[Dataset records of document pages]
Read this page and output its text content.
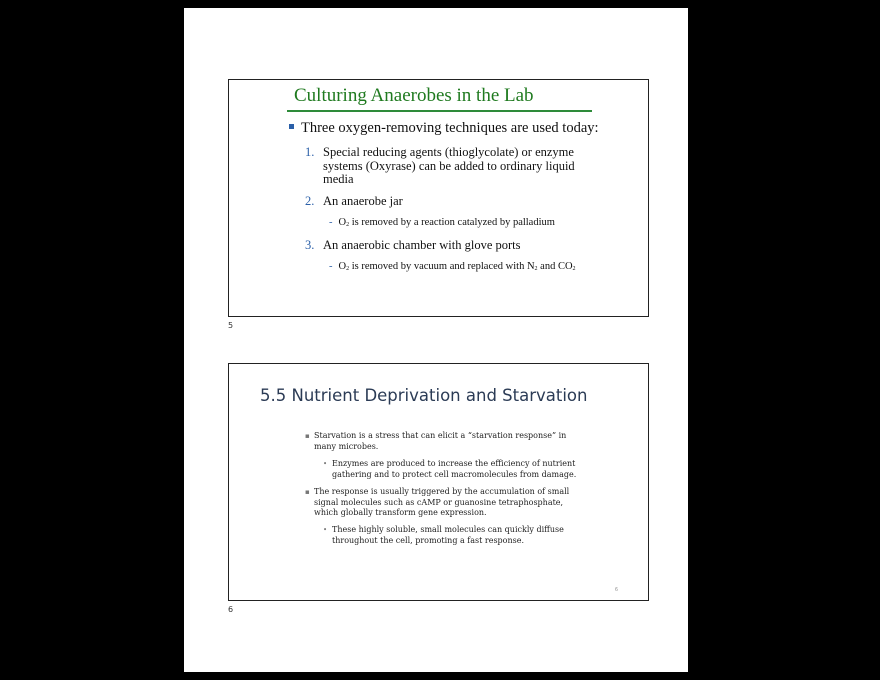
Culturing Anaerobes in the Lab
Three oxygen-removing techniques are used today:
1. Special reducing agents (thioglycolate) or enzyme systems (Oxyrase) can be added to ordinary liquid media
2. An anaerobe jar
- $O_2$ is removed by a reaction catalyzed by palladium
3. An anaerobic chamber with glove ports
- $O_2$ is removed by vacuum and replaced with $N_2$ and $CO_2$
5
5.5 Nutrient Deprivation and Starvation
▪ Starvation is a stress that can elicit a “starvation response” in many microbes.
• Enzymes are produced to increase the efficiency of nutrient gathering and to protect cell macromolecules from damage.
▪ The response is usually triggered by the accumulation of small signal molecules such as cAMP or guanosine tetraphosphate, which globally transform gene expression.
• These highly soluble, small molecules can quickly diffuse throughout the cell, promoting a fast response.
6
6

EXERCISE INSTRUCTIONS:
Reproduce all of the entries word for word, skipping any pictures they hold.

ANSWER BOX:
Read this page and output its text content.
Culturing Anaerobes in the Lab
Three oxygen-removing techniques are used today:
1. Special reducing agents (thioglycolate) or enzyme systems (Oxyrase) can be added to ordinary liquid media
2. An anaerobe jar
- $O_2$ is removed by a reaction catalyzed by palladium
3. An anaerobic chamber with glove ports
- $O_2$ is removed by vacuum and replaced with $N_2$ and $CO_2$
5
5.5 Nutrient Deprivation and Starvation
▪ Starvation is a stress that can elicit a “starvation response” in many microbes.
• Enzymes are produced to increase the efficiency of nutrient gathering and to protect cell macromolecules from damage.
▪ The response is usually triggered by the accumulation of small signal molecules such as cAMP or guanosine tetraphosphate, which globally transform gene expression.
• These highly soluble, small molecules can quickly diffuse throughout the cell, promoting a fast response.
6
6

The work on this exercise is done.